# Goal
Pick out every line holding the string "JSON" and copy it.

# Task data
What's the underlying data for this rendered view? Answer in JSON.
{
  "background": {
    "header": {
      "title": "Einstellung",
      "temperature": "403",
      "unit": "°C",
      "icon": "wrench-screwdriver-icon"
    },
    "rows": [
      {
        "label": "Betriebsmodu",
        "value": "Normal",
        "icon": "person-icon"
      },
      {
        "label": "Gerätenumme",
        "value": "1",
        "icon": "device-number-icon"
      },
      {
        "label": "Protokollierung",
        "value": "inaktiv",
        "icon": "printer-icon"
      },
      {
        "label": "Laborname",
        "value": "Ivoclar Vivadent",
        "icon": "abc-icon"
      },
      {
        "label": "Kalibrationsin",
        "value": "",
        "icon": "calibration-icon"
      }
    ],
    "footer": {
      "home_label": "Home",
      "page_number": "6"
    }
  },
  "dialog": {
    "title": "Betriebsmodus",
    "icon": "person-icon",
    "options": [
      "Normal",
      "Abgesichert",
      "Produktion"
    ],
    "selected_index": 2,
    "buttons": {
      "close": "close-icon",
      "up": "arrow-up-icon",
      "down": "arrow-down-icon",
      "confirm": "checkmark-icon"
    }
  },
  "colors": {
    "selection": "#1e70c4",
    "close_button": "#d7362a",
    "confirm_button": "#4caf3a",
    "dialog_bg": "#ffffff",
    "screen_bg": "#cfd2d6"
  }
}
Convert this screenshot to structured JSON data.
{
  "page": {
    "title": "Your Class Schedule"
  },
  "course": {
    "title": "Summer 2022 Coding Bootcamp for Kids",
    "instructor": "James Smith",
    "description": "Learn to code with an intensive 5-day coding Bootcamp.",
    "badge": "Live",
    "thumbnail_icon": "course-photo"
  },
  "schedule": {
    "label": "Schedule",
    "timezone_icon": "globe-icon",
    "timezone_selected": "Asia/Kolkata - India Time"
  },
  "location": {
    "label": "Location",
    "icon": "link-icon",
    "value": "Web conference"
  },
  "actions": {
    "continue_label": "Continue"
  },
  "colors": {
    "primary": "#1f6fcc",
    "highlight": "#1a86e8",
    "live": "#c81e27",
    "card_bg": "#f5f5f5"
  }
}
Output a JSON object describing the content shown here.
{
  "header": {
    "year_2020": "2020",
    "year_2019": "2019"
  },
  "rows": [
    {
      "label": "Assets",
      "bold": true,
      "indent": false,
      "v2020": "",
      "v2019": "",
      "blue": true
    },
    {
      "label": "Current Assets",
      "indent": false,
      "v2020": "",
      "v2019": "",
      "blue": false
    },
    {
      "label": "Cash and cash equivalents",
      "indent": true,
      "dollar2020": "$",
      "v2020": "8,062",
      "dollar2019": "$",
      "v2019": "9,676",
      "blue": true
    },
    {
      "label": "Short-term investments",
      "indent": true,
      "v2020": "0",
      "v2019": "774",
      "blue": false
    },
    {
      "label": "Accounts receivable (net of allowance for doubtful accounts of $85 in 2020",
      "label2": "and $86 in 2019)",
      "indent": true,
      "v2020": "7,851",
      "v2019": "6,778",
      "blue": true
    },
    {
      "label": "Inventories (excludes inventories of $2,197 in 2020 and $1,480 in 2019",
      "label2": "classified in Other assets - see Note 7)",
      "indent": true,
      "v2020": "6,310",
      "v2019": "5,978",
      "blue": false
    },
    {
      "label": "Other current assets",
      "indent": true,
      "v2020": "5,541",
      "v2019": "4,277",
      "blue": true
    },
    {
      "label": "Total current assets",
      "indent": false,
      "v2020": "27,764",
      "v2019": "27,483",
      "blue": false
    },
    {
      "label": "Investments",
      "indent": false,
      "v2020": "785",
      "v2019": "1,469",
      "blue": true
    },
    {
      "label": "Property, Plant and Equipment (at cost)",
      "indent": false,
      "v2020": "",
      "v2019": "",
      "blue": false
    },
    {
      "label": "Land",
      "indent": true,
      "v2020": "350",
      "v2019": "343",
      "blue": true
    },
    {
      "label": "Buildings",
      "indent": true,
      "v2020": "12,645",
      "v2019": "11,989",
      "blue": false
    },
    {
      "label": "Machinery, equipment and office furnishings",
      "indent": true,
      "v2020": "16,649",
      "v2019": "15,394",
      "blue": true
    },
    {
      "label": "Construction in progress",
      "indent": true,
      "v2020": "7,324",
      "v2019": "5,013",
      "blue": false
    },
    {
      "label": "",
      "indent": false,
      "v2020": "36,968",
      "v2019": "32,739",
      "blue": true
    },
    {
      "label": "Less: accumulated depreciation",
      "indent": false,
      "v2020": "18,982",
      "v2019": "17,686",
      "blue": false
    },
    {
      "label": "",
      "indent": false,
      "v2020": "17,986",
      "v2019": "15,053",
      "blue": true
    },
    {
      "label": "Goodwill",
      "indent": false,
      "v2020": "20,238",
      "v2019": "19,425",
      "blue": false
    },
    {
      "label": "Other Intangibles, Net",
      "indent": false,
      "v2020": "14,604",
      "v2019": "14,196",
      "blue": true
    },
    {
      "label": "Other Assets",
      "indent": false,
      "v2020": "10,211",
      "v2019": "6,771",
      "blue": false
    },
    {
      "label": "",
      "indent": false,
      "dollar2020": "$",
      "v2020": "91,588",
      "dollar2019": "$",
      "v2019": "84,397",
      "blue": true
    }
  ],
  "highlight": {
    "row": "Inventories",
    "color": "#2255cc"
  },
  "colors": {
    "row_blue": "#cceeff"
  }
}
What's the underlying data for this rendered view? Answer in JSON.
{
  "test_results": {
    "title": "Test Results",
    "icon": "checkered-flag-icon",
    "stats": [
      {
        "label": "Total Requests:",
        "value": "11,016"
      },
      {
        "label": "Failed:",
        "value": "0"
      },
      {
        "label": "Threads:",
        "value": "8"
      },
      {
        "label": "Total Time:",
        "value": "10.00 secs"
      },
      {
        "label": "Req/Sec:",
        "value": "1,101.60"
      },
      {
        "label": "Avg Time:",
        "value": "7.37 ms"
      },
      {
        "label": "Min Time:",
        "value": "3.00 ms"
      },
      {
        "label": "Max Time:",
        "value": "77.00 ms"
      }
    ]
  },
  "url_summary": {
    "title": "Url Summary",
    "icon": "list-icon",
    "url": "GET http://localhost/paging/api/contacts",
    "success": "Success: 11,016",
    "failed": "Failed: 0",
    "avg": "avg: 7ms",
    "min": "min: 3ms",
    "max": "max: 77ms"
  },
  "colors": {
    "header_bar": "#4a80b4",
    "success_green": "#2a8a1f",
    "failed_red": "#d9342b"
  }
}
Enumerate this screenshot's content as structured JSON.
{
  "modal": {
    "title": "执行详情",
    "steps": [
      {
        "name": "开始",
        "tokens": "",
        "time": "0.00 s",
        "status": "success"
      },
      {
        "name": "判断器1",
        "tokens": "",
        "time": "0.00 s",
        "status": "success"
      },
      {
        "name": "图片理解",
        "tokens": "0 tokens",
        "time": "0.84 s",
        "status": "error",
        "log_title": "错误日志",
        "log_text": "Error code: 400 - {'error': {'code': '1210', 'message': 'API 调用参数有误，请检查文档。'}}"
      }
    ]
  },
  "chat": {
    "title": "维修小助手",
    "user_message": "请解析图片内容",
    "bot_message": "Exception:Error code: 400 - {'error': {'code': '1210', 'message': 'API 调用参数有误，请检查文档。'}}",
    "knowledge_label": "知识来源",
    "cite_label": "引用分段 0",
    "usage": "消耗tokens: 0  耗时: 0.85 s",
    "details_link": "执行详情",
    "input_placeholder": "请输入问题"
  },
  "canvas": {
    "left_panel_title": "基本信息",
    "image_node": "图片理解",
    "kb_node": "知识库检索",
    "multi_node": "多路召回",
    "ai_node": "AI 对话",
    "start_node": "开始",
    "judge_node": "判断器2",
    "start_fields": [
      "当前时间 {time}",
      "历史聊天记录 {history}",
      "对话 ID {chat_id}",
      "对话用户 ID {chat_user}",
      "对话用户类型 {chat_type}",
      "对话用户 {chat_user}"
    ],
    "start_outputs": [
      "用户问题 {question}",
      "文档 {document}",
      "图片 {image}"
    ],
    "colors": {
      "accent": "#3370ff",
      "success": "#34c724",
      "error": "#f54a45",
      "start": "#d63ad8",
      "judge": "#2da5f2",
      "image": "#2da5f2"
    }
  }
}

# Finished answer
What's the underlying data for this rendered view? Answer in JSON.
Convert this screenshot to structured JSON data.
Output a JSON object describing the content shown here.
What's the underlying data for this rendered view? Answer in JSON.
Enumerate this screenshot's content as structured JSON.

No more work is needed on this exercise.